| Task inputs |

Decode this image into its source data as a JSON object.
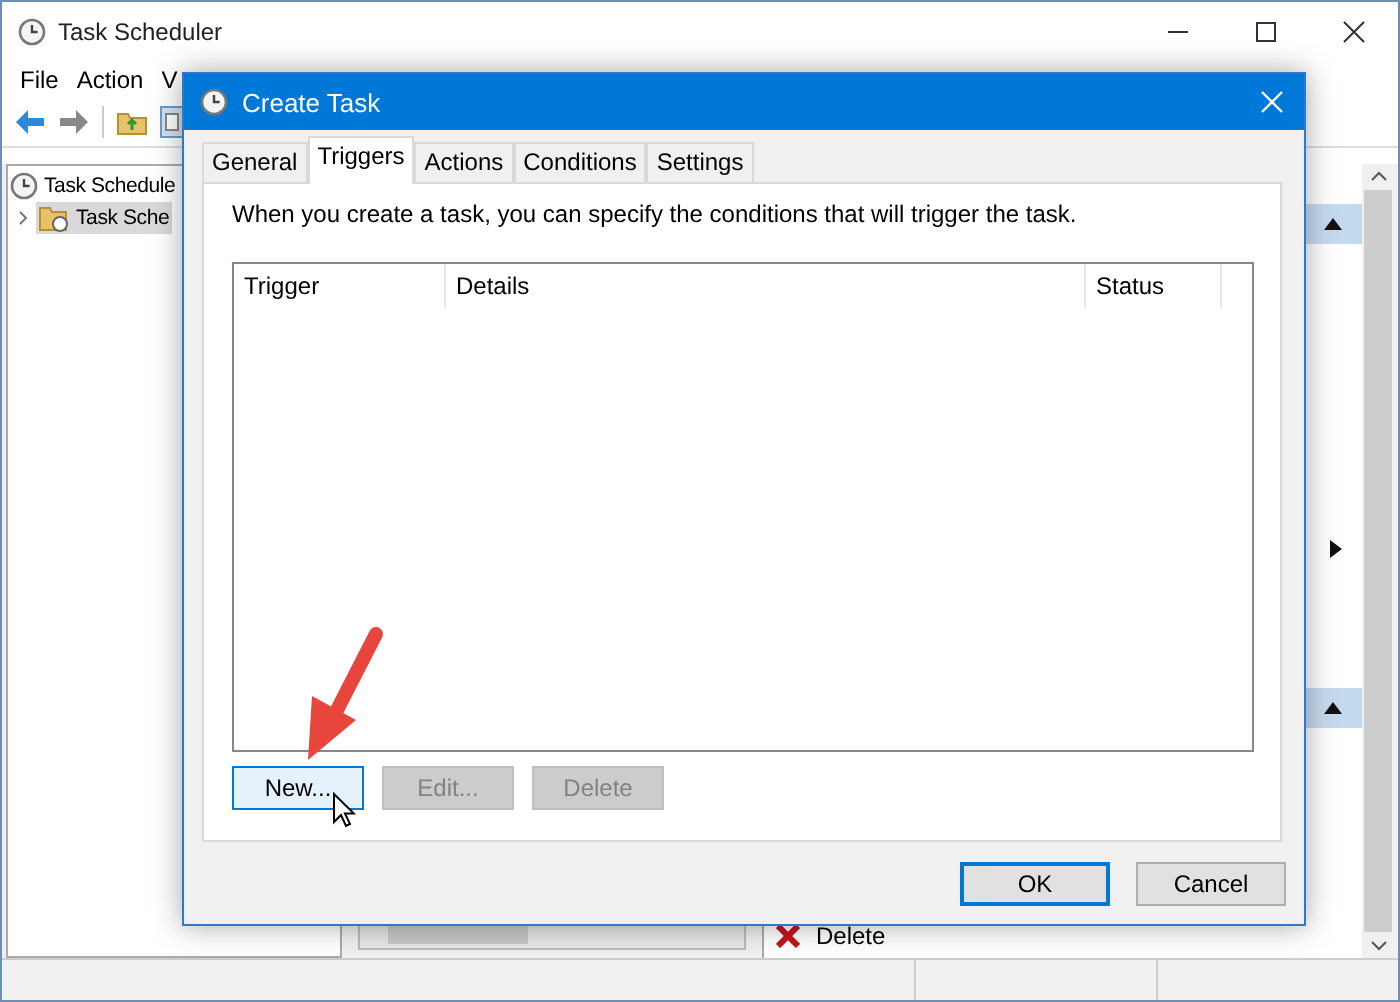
{
  "window": {
    "title": "Task Scheduler",
    "menu": [
      {
        "label": "File"
      },
      {
        "label": "Action"
      },
      {
        "label": "V"
      }
    ]
  },
  "tree": [
    {
      "label": "Task Schedule",
      "selected": false,
      "children": [
        {
          "label": "Task Sche",
          "selected": true,
          "expanded": false
        }
      ]
    }
  ],
  "actions_pane": {
    "items": [
      {
        "label": "Delete"
      }
    ]
  },
  "dialog": {
    "title": "Create Task",
    "tabs": [
      {
        "label": "General",
        "selected": false
      },
      {
        "label": "Triggers",
        "selected": true
      },
      {
        "label": "Actions",
        "selected": false
      },
      {
        "label": "Conditions",
        "selected": false
      },
      {
        "label": "Settings",
        "selected": false
      }
    ],
    "intro": "When you create a task, you can specify the conditions that will trigger the task.",
    "table": {
      "columns": [
        "Trigger",
        "Details",
        "Status"
      ]
    },
    "list_buttons": [
      {
        "label": "New...",
        "disabled": false,
        "hovered": true
      },
      {
        "label": "Edit...",
        "disabled": true,
        "hovered": false
      },
      {
        "label": "Delete",
        "disabled": true,
        "hovered": false
      }
    ],
    "buttons": [
      {
        "label": "OK",
        "default": true
      },
      {
        "label": "Cancel",
        "default": false
      }
    ]
  }
}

| What to produce |
Replicate the material above verbatim; images stay out of the copy.

| Exercise response |
Decode this image into its source data as a JSON object.
{
  "window": {
    "title": "Task Scheduler",
    "menu": [
      {
        "label": "File"
      },
      {
        "label": "Action"
      },
      {
        "label": "V"
      }
    ]
  },
  "tree": [
    {
      "label": "Task Schedule",
      "selected": false,
      "children": [
        {
          "label": "Task Sche",
          "selected": true,
          "expanded": false
        }
      ]
    }
  ],
  "actions_pane": {
    "items": [
      {
        "label": "Delete"
      }
    ]
  },
  "dialog": {
    "title": "Create Task",
    "tabs": [
      {
        "label": "General",
        "selected": false
      },
      {
        "label": "Triggers",
        "selected": true
      },
      {
        "label": "Actions",
        "selected": false
      },
      {
        "label": "Conditions",
        "selected": false
      },
      {
        "label": "Settings",
        "selected": false
      }
    ],
    "intro": "When you create a task, you can specify the conditions that will trigger the task.",
    "table": {
      "columns": [
        "Trigger",
        "Details",
        "Status"
      ]
    },
    "list_buttons": [
      {
        "label": "New...",
        "disabled": false,
        "hovered": true
      },
      {
        "label": "Edit...",
        "disabled": true,
        "hovered": false
      },
      {
        "label": "Delete",
        "disabled": true,
        "hovered": false
      }
    ],
    "buttons": [
      {
        "label": "OK",
        "default": true
      },
      {
        "label": "Cancel",
        "default": false
      }
    ]
  }
}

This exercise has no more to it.